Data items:
★ ★ ★ ★ ★ ★ ★
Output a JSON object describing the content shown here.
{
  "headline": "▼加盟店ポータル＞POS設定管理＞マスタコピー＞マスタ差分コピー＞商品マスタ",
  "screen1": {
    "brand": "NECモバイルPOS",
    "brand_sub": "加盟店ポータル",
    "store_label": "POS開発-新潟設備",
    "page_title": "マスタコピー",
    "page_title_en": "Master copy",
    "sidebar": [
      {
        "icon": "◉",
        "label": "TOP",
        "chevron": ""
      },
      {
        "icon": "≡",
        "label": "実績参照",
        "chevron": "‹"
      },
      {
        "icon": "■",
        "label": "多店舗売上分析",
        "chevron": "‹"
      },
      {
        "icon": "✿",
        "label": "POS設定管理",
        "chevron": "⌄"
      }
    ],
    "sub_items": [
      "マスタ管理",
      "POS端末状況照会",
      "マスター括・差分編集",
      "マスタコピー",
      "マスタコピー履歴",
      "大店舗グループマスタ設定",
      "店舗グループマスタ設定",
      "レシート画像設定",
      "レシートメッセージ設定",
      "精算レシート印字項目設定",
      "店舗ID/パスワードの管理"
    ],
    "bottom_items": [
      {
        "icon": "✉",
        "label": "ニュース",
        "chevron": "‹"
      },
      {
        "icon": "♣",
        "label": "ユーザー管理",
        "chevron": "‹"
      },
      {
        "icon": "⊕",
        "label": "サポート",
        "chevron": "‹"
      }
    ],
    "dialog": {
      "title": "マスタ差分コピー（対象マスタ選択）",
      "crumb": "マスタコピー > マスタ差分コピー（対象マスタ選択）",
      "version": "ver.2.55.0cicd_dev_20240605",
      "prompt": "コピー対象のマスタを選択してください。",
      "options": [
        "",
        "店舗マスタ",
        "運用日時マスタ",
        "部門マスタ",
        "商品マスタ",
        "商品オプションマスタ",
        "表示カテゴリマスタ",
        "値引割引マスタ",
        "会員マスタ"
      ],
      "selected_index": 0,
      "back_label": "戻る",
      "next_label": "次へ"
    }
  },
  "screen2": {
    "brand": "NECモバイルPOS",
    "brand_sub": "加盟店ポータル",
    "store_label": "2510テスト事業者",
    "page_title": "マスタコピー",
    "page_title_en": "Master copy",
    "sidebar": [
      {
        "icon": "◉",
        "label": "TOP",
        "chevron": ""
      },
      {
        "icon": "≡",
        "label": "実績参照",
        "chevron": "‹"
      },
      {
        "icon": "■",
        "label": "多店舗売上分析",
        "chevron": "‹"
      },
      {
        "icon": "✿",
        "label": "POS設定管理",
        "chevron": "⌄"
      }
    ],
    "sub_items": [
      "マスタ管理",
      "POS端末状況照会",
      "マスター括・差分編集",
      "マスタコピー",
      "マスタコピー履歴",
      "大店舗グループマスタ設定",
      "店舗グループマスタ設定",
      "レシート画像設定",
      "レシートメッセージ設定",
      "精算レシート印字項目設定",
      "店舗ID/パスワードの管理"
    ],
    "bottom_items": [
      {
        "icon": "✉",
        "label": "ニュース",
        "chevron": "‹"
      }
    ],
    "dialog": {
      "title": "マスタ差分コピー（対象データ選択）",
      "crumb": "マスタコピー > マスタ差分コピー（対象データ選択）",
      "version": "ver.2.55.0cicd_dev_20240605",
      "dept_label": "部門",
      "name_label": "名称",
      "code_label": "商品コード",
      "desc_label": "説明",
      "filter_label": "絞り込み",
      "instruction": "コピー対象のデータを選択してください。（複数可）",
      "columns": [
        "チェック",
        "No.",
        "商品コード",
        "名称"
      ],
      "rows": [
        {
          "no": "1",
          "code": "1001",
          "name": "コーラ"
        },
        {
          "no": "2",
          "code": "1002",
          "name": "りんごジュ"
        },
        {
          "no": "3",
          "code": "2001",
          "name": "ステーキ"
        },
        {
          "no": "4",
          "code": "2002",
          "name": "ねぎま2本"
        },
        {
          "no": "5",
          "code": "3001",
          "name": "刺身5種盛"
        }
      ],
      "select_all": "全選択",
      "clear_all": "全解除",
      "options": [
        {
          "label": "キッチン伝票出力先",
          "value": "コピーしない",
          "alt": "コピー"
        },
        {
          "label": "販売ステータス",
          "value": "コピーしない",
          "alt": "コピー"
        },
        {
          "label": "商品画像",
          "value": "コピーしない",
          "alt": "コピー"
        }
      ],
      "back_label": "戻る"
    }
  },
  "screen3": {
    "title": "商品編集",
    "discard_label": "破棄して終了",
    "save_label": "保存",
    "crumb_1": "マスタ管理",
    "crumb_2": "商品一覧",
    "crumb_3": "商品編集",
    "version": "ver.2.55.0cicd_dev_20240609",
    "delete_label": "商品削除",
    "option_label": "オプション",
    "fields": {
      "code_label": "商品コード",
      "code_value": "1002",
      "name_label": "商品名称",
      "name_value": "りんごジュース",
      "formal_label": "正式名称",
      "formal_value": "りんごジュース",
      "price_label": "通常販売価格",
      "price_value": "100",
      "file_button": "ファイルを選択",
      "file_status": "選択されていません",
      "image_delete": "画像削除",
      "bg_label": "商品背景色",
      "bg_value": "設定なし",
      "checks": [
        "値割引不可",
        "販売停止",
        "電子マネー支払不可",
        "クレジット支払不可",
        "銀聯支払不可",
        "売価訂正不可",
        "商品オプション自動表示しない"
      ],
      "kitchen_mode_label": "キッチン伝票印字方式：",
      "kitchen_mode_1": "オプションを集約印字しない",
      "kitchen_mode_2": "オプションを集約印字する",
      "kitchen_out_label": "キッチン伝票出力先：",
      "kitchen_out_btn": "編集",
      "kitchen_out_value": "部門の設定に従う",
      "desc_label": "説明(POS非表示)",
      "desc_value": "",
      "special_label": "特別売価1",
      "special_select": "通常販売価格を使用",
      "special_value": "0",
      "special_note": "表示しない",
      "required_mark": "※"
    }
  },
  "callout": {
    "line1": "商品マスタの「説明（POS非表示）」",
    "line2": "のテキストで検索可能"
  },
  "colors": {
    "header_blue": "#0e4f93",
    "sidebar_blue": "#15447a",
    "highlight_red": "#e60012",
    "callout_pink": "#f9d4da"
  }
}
★ ★ ★ ★ ★ ★ ★
Hand back the material above in full, exactly as written.

Output a JSON object describing the content shown here.
{
  "headline": "▼加盟店ポータル＞POS設定管理＞マスタコピー＞マスタ差分コピー＞商品マスタ",
  "screen1": {
    "brand": "NECモバイルPOS",
    "brand_sub": "加盟店ポータル",
    "store_label": "POS開発-新潟設備",
    "page_title": "マスタコピー",
    "page_title_en": "Master copy",
    "sidebar": [
      {
        "icon": "◉",
        "label": "TOP",
        "chevron": ""
      },
      {
        "icon": "≡",
        "label": "実績参照",
        "chevron": "‹"
      },
      {
        "icon": "■",
        "label": "多店舗売上分析",
        "chevron": "‹"
      },
      {
        "icon": "✿",
        "label": "POS設定管理",
        "chevron": "⌄"
      }
    ],
    "sub_items": [
      "マスタ管理",
      "POS端末状況照会",
      "マスター括・差分編集",
      "マスタコピー",
      "マスタコピー履歴",
      "大店舗グループマスタ設定",
      "店舗グループマスタ設定",
      "レシート画像設定",
      "レシートメッセージ設定",
      "精算レシート印字項目設定",
      "店舗ID/パスワードの管理"
    ],
    "bottom_items": [
      {
        "icon": "✉",
        "label": "ニュース",
        "chevron": "‹"
      },
      {
        "icon": "♣",
        "label": "ユーザー管理",
        "chevron": "‹"
      },
      {
        "icon": "⊕",
        "label": "サポート",
        "chevron": "‹"
      }
    ],
    "dialog": {
      "title": "マスタ差分コピー（対象マスタ選択）",
      "crumb": "マスタコピー > マスタ差分コピー（対象マスタ選択）",
      "version": "ver.2.55.0cicd_dev_20240605",
      "prompt": "コピー対象のマスタを選択してください。",
      "options": [
        "",
        "店舗マスタ",
        "運用日時マスタ",
        "部門マスタ",
        "商品マスタ",
        "商品オプションマスタ",
        "表示カテゴリマスタ",
        "値引割引マスタ",
        "会員マスタ"
      ],
      "selected_index": 0,
      "back_label": "戻る",
      "next_label": "次へ"
    }
  },
  "screen2": {
    "brand": "NECモバイルPOS",
    "brand_sub": "加盟店ポータル",
    "store_label": "2510テスト事業者",
    "page_title": "マスタコピー",
    "page_title_en": "Master copy",
    "sidebar": [
      {
        "icon": "◉",
        "label": "TOP",
        "chevron": ""
      },
      {
        "icon": "≡",
        "label": "実績参照",
        "chevron": "‹"
      },
      {
        "icon": "■",
        "label": "多店舗売上分析",
        "chevron": "‹"
      },
      {
        "icon": "✿",
        "label": "POS設定管理",
        "chevron": "⌄"
      }
    ],
    "sub_items": [
      "マスタ管理",
      "POS端末状況照会",
      "マスター括・差分編集",
      "マスタコピー",
      "マスタコピー履歴",
      "大店舗グループマスタ設定",
      "店舗グループマスタ設定",
      "レシート画像設定",
      "レシートメッセージ設定",
      "精算レシート印字項目設定",
      "店舗ID/パスワードの管理"
    ],
    "bottom_items": [
      {
        "icon": "✉",
        "label": "ニュース",
        "chevron": "‹"
      }
    ],
    "dialog": {
      "title": "マスタ差分コピー（対象データ選択）",
      "crumb": "マスタコピー > マスタ差分コピー（対象データ選択）",
      "version": "ver.2.55.0cicd_dev_20240605",
      "dept_label": "部門",
      "name_label": "名称",
      "code_label": "商品コード",
      "desc_label": "説明",
      "filter_label": "絞り込み",
      "instruction": "コピー対象のデータを選択してください。（複数可）",
      "columns": [
        "チェック",
        "No.",
        "商品コード",
        "名称"
      ],
      "rows": [
        {
          "no": "1",
          "code": "1001",
          "name": "コーラ"
        },
        {
          "no": "2",
          "code": "1002",
          "name": "りんごジュ"
        },
        {
          "no": "3",
          "code": "2001",
          "name": "ステーキ"
        },
        {
          "no": "4",
          "code": "2002",
          "name": "ねぎま2本"
        },
        {
          "no": "5",
          "code": "3001",
          "name": "刺身5種盛"
        }
      ],
      "select_all": "全選択",
      "clear_all": "全解除",
      "options": [
        {
          "label": "キッチン伝票出力先",
          "value": "コピーしない",
          "alt": "コピー"
        },
        {
          "label": "販売ステータス",
          "value": "コピーしない",
          "alt": "コピー"
        },
        {
          "label": "商品画像",
          "value": "コピーしない",
          "alt": "コピー"
        }
      ],
      "back_label": "戻る"
    }
  },
  "screen3": {
    "title": "商品編集",
    "discard_label": "破棄して終了",
    "save_label": "保存",
    "crumb_1": "マスタ管理",
    "crumb_2": "商品一覧",
    "crumb_3": "商品編集",
    "version": "ver.2.55.0cicd_dev_20240609",
    "delete_label": "商品削除",
    "option_label": "オプション",
    "fields": {
      "code_label": "商品コード",
      "code_value": "1002",
      "name_label": "商品名称",
      "name_value": "りんごジュース",
      "formal_label": "正式名称",
      "formal_value": "りんごジュース",
      "price_label": "通常販売価格",
      "price_value": "100",
      "file_button": "ファイルを選択",
      "file_status": "選択されていません",
      "image_delete": "画像削除",
      "bg_label": "商品背景色",
      "bg_value": "設定なし",
      "checks": [
        "値割引不可",
        "販売停止",
        "電子マネー支払不可",
        "クレジット支払不可",
        "銀聯支払不可",
        "売価訂正不可",
        "商品オプション自動表示しない"
      ],
      "kitchen_mode_label": "キッチン伝票印字方式：",
      "kitchen_mode_1": "オプションを集約印字しない",
      "kitchen_mode_2": "オプションを集約印字する",
      "kitchen_out_label": "キッチン伝票出力先：",
      "kitchen_out_btn": "編集",
      "kitchen_out_value": "部門の設定に従う",
      "desc_label": "説明(POS非表示)",
      "desc_value": "",
      "special_label": "特別売価1",
      "special_select": "通常販売価格を使用",
      "special_value": "0",
      "special_note": "表示しない",
      "required_mark": "※"
    }
  },
  "callout": {
    "line1": "商品マスタの「説明（POS非表示）」",
    "line2": "のテキストで検索可能"
  },
  "colors": {
    "header_blue": "#0e4f93",
    "sidebar_blue": "#15447a",
    "highlight_red": "#e60012",
    "callout_pink": "#f9d4da"
  }
}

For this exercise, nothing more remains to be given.